● Written problem
Make an exact copy of all the entries, with the pictures left out.

Collection entries:
+++
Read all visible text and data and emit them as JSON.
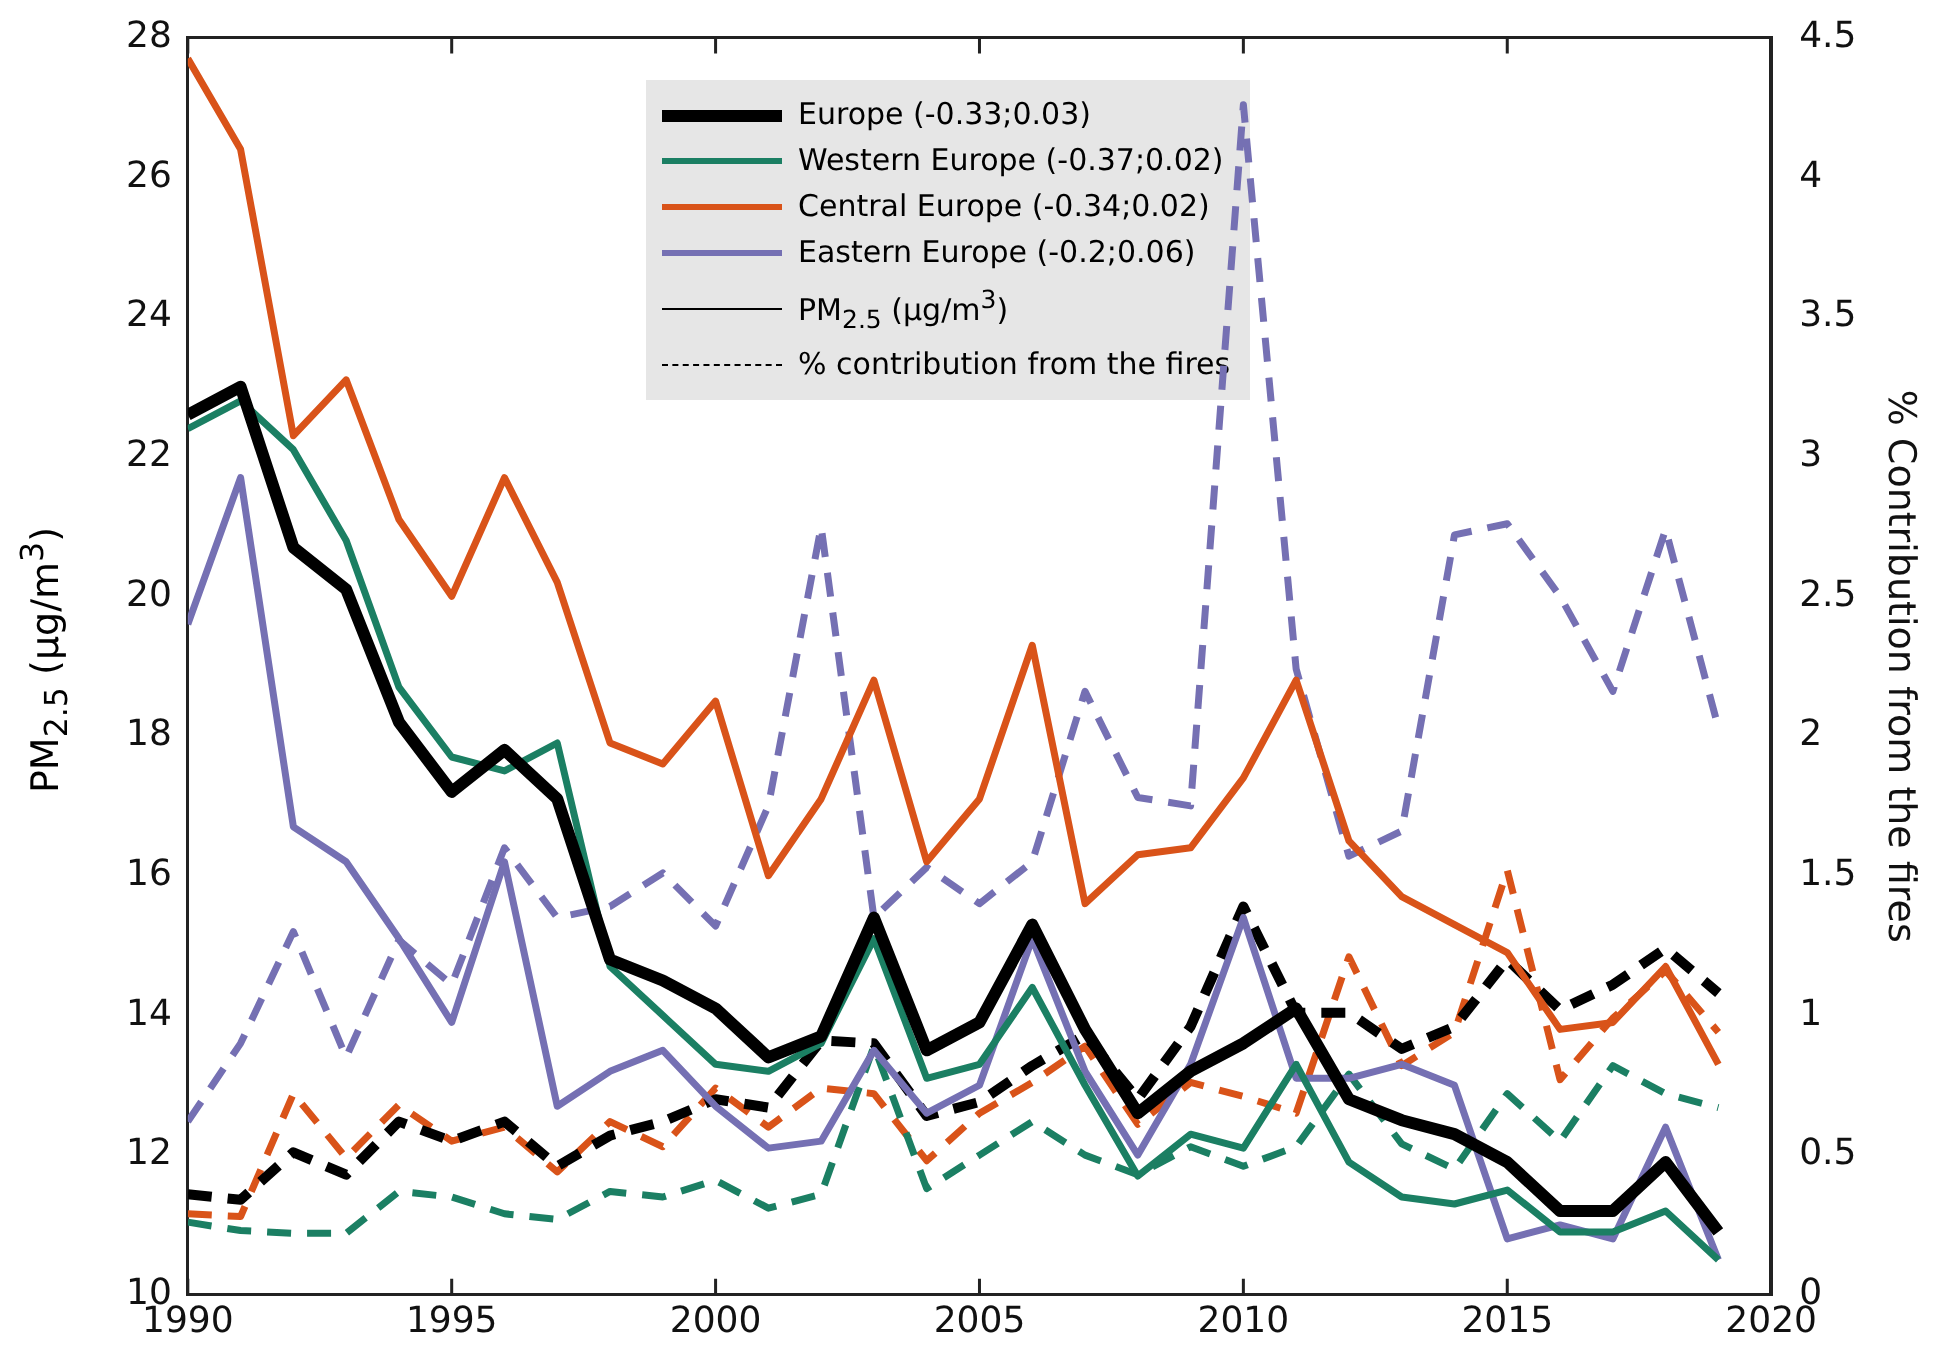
{
  "chart_data": {
    "type": "line",
    "ylabel": "PM$_{2.5}$ (µg/m$^{3}$)",
    "y2label": "% Contribution from the fires",
    "x": [
      1990,
      1991,
      1992,
      1993,
      1994,
      1995,
      1996,
      1997,
      1998,
      1999,
      2000,
      2001,
      2002,
      2003,
      2004,
      2005,
      2006,
      2007,
      2008,
      2009,
      2010,
      2011,
      2012,
      2013,
      2014,
      2015,
      2016,
      2017,
      2018,
      2019
    ],
    "xlim": [
      1990,
      2020
    ],
    "xticks": [
      1990,
      1995,
      2000,
      2005,
      2010,
      2015,
      2020
    ],
    "ylim": [
      10,
      28
    ],
    "yticks": [
      10,
      12,
      14,
      16,
      18,
      20,
      22,
      24,
      26,
      28
    ],
    "y2lim": [
      0,
      4.5
    ],
    "y2ticks": [
      0,
      0.5,
      1,
      1.5,
      2,
      2.5,
      3,
      3.5,
      4,
      4.5
    ],
    "grid": false,
    "legend": "top",
    "marker": "none",
    "series": [
      {
        "name": "Europe (-0.33;0.03)",
        "color": "#000000",
        "line_style": "solid",
        "values": [
          22.6,
          23.0,
          20.7,
          20.1,
          18.2,
          17.2,
          17.8,
          17.1,
          14.8,
          14.5,
          14.1,
          13.4,
          13.7,
          15.4,
          13.5,
          13.9,
          15.3,
          13.8,
          12.6,
          13.2,
          13.6,
          14.1,
          12.8,
          12.5,
          12.3,
          11.9,
          11.2,
          11.2,
          11.9,
          10.9
        ]
      },
      {
        "name": "Western Europe (-0.37;0.02)",
        "color": "#1b7f63",
        "line_style": "solid",
        "values": [
          22.4,
          22.8,
          22.1,
          20.8,
          18.7,
          17.7,
          17.5,
          17.9,
          14.7,
          14.0,
          13.3,
          13.2,
          13.6,
          15.1,
          13.1,
          13.3,
          14.4,
          13.0,
          11.7,
          12.3,
          12.1,
          13.3,
          11.9,
          11.4,
          11.3,
          11.5,
          10.9,
          10.9,
          11.2,
          10.5
        ]
      },
      {
        "name": "Central Europe (-0.34;0.02)",
        "color": "#d95319",
        "line_style": "solid",
        "values": [
          27.7,
          26.4,
          22.3,
          23.1,
          21.1,
          20.0,
          21.7,
          20.2,
          17.9,
          17.6,
          18.5,
          16.0,
          17.1,
          18.8,
          16.2,
          17.1,
          19.3,
          15.6,
          16.3,
          16.4,
          17.4,
          18.8,
          16.5,
          15.7,
          15.3,
          14.9,
          13.8,
          13.9,
          14.7,
          13.3
        ]
      },
      {
        "name": "Eastern Europe (-0.2;0.06)",
        "color": "#7570b3",
        "line_style": "solid",
        "values": [
          19.6,
          21.7,
          16.7,
          16.2,
          15.1,
          13.9,
          16.2,
          12.7,
          13.2,
          13.5,
          12.7,
          12.1,
          12.2,
          13.5,
          12.6,
          13.0,
          15.1,
          13.2,
          12.0,
          13.3,
          15.4,
          13.1,
          13.1,
          13.3,
          13.0,
          10.8,
          11.0,
          10.8,
          12.4,
          10.5
        ]
      },
      {
        "color": "#000000",
        "axis": "y2",
        "line_style": "dashed",
        "values": [
          0.36,
          0.34,
          0.51,
          0.43,
          0.62,
          0.55,
          0.62,
          0.46,
          0.57,
          0.62,
          0.7,
          0.67,
          0.91,
          0.9,
          0.64,
          0.69,
          0.82,
          0.93,
          0.7,
          0.96,
          1.39,
          1.01,
          1.01,
          0.88,
          0.96,
          1.2,
          1.02,
          1.11,
          1.24,
          1.08
        ]
      },
      {
        "color": "#1b7f63",
        "axis": "y2",
        "line_style": "dashed",
        "values": [
          0.26,
          0.23,
          0.22,
          0.22,
          0.37,
          0.35,
          0.29,
          0.27,
          0.37,
          0.35,
          0.41,
          0.31,
          0.36,
          0.89,
          0.38,
          0.5,
          0.62,
          0.5,
          0.43,
          0.53,
          0.46,
          0.53,
          0.79,
          0.54,
          0.45,
          0.72,
          0.55,
          0.82,
          0.72,
          0.67
        ]
      },
      {
        "color": "#d95319",
        "axis": "y2",
        "line_style": "dashed",
        "values": [
          0.29,
          0.28,
          0.72,
          0.49,
          0.68,
          0.55,
          0.6,
          0.44,
          0.62,
          0.53,
          0.74,
          0.6,
          0.74,
          0.72,
          0.48,
          0.65,
          0.76,
          0.89,
          0.61,
          0.76,
          0.71,
          0.65,
          1.21,
          0.82,
          0.94,
          1.52,
          0.77,
          0.99,
          1.16,
          0.94
        ]
      },
      {
        "color": "#7570b3",
        "axis": "y2",
        "line_style": "dashed",
        "values": [
          0.62,
          0.9,
          1.3,
          0.85,
          1.27,
          1.11,
          1.6,
          1.35,
          1.39,
          1.51,
          1.32,
          1.75,
          2.75,
          1.35,
          1.53,
          1.4,
          1.55,
          2.16,
          1.78,
          1.75,
          4.26,
          2.24,
          1.57,
          1.66,
          2.72,
          2.76,
          2.5,
          2.16,
          2.74,
          2.03
        ]
      },
      {
        "name": "PM$_{2.5}$ (µg/m$^{3}$)",
        "color": "#000000",
        "line_style": "solid",
        "values": [
          null,
          null,
          null,
          null,
          null,
          null,
          null,
          null,
          null,
          null,
          null,
          null,
          null,
          null,
          null,
          null,
          null,
          null,
          null,
          null,
          null,
          null,
          null,
          null,
          null,
          null,
          null,
          null,
          null,
          null
        ]
      },
      {
        "name": "% contribution from the fires",
        "color": "#000000",
        "line_style": "dashed",
        "values": [
          null,
          null,
          null,
          null,
          null,
          null,
          null,
          null,
          null,
          null,
          null,
          null,
          null,
          null,
          null,
          null,
          null,
          null,
          null,
          null,
          null,
          null,
          null,
          null,
          null,
          null,
          null,
          null,
          null,
          null
        ]
      }
    ]
  }
}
+++
● Response below
Read all visible text and data and emit them as JSON.
{
  "chart_data": {
    "type": "line",
    "ylabel": "PM$_{2.5}$ (µg/m$^{3}$)",
    "y2label": "% Contribution from the fires",
    "x": [
      1990,
      1991,
      1992,
      1993,
      1994,
      1995,
      1996,
      1997,
      1998,
      1999,
      2000,
      2001,
      2002,
      2003,
      2004,
      2005,
      2006,
      2007,
      2008,
      2009,
      2010,
      2011,
      2012,
      2013,
      2014,
      2015,
      2016,
      2017,
      2018,
      2019
    ],
    "xlim": [
      1990,
      2020
    ],
    "xticks": [
      1990,
      1995,
      2000,
      2005,
      2010,
      2015,
      2020
    ],
    "ylim": [
      10,
      28
    ],
    "yticks": [
      10,
      12,
      14,
      16,
      18,
      20,
      22,
      24,
      26,
      28
    ],
    "y2lim": [
      0,
      4.5
    ],
    "y2ticks": [
      0,
      0.5,
      1,
      1.5,
      2,
      2.5,
      3,
      3.5,
      4,
      4.5
    ],
    "grid": false,
    "legend": "top",
    "marker": "none",
    "series": [
      {
        "name": "Europe (-0.33;0.03)",
        "color": "#000000",
        "line_style": "solid",
        "values": [
          22.6,
          23.0,
          20.7,
          20.1,
          18.2,
          17.2,
          17.8,
          17.1,
          14.8,
          14.5,
          14.1,
          13.4,
          13.7,
          15.4,
          13.5,
          13.9,
          15.3,
          13.8,
          12.6,
          13.2,
          13.6,
          14.1,
          12.8,
          12.5,
          12.3,
          11.9,
          11.2,
          11.2,
          11.9,
          10.9
        ]
      },
      {
        "name": "Western Europe (-0.37;0.02)",
        "color": "#1b7f63",
        "line_style": "solid",
        "values": [
          22.4,
          22.8,
          22.1,
          20.8,
          18.7,
          17.7,
          17.5,
          17.9,
          14.7,
          14.0,
          13.3,
          13.2,
          13.6,
          15.1,
          13.1,
          13.3,
          14.4,
          13.0,
          11.7,
          12.3,
          12.1,
          13.3,
          11.9,
          11.4,
          11.3,
          11.5,
          10.9,
          10.9,
          11.2,
          10.5
        ]
      },
      {
        "name": "Central Europe (-0.34;0.02)",
        "color": "#d95319",
        "line_style": "solid",
        "values": [
          27.7,
          26.4,
          22.3,
          23.1,
          21.1,
          20.0,
          21.7,
          20.2,
          17.9,
          17.6,
          18.5,
          16.0,
          17.1,
          18.8,
          16.2,
          17.1,
          19.3,
          15.6,
          16.3,
          16.4,
          17.4,
          18.8,
          16.5,
          15.7,
          15.3,
          14.9,
          13.8,
          13.9,
          14.7,
          13.3
        ]
      },
      {
        "name": "Eastern Europe (-0.2;0.06)",
        "color": "#7570b3",
        "line_style": "solid",
        "values": [
          19.6,
          21.7,
          16.7,
          16.2,
          15.1,
          13.9,
          16.2,
          12.7,
          13.2,
          13.5,
          12.7,
          12.1,
          12.2,
          13.5,
          12.6,
          13.0,
          15.1,
          13.2,
          12.0,
          13.3,
          15.4,
          13.1,
          13.1,
          13.3,
          13.0,
          10.8,
          11.0,
          10.8,
          12.4,
          10.5
        ]
      },
      {
        "color": "#000000",
        "axis": "y2",
        "line_style": "dashed",
        "values": [
          0.36,
          0.34,
          0.51,
          0.43,
          0.62,
          0.55,
          0.62,
          0.46,
          0.57,
          0.62,
          0.7,
          0.67,
          0.91,
          0.9,
          0.64,
          0.69,
          0.82,
          0.93,
          0.7,
          0.96,
          1.39,
          1.01,
          1.01,
          0.88,
          0.96,
          1.2,
          1.02,
          1.11,
          1.24,
          1.08
        ]
      },
      {
        "color": "#1b7f63",
        "axis": "y2",
        "line_style": "dashed",
        "values": [
          0.26,
          0.23,
          0.22,
          0.22,
          0.37,
          0.35,
          0.29,
          0.27,
          0.37,
          0.35,
          0.41,
          0.31,
          0.36,
          0.89,
          0.38,
          0.5,
          0.62,
          0.5,
          0.43,
          0.53,
          0.46,
          0.53,
          0.79,
          0.54,
          0.45,
          0.72,
          0.55,
          0.82,
          0.72,
          0.67
        ]
      },
      {
        "color": "#d95319",
        "axis": "y2",
        "line_style": "dashed",
        "values": [
          0.29,
          0.28,
          0.72,
          0.49,
          0.68,
          0.55,
          0.6,
          0.44,
          0.62,
          0.53,
          0.74,
          0.6,
          0.74,
          0.72,
          0.48,
          0.65,
          0.76,
          0.89,
          0.61,
          0.76,
          0.71,
          0.65,
          1.21,
          0.82,
          0.94,
          1.52,
          0.77,
          0.99,
          1.16,
          0.94
        ]
      },
      {
        "color": "#7570b3",
        "axis": "y2",
        "line_style": "dashed",
        "values": [
          0.62,
          0.9,
          1.3,
          0.85,
          1.27,
          1.11,
          1.6,
          1.35,
          1.39,
          1.51,
          1.32,
          1.75,
          2.75,
          1.35,
          1.53,
          1.4,
          1.55,
          2.16,
          1.78,
          1.75,
          4.26,
          2.24,
          1.57,
          1.66,
          2.72,
          2.76,
          2.5,
          2.16,
          2.74,
          2.03
        ]
      },
      {
        "name": "PM$_{2.5}$ (µg/m$^{3}$)",
        "color": "#000000",
        "line_style": "solid",
        "values": [
          null,
          null,
          null,
          null,
          null,
          null,
          null,
          null,
          null,
          null,
          null,
          null,
          null,
          null,
          null,
          null,
          null,
          null,
          null,
          null,
          null,
          null,
          null,
          null,
          null,
          null,
          null,
          null,
          null,
          null
        ]
      },
      {
        "name": "% contribution from the fires",
        "color": "#000000",
        "line_style": "dashed",
        "values": [
          null,
          null,
          null,
          null,
          null,
          null,
          null,
          null,
          null,
          null,
          null,
          null,
          null,
          null,
          null,
          null,
          null,
          null,
          null,
          null,
          null,
          null,
          null,
          null,
          null,
          null,
          null,
          null,
          null,
          null
        ]
      }
    ]
  }
}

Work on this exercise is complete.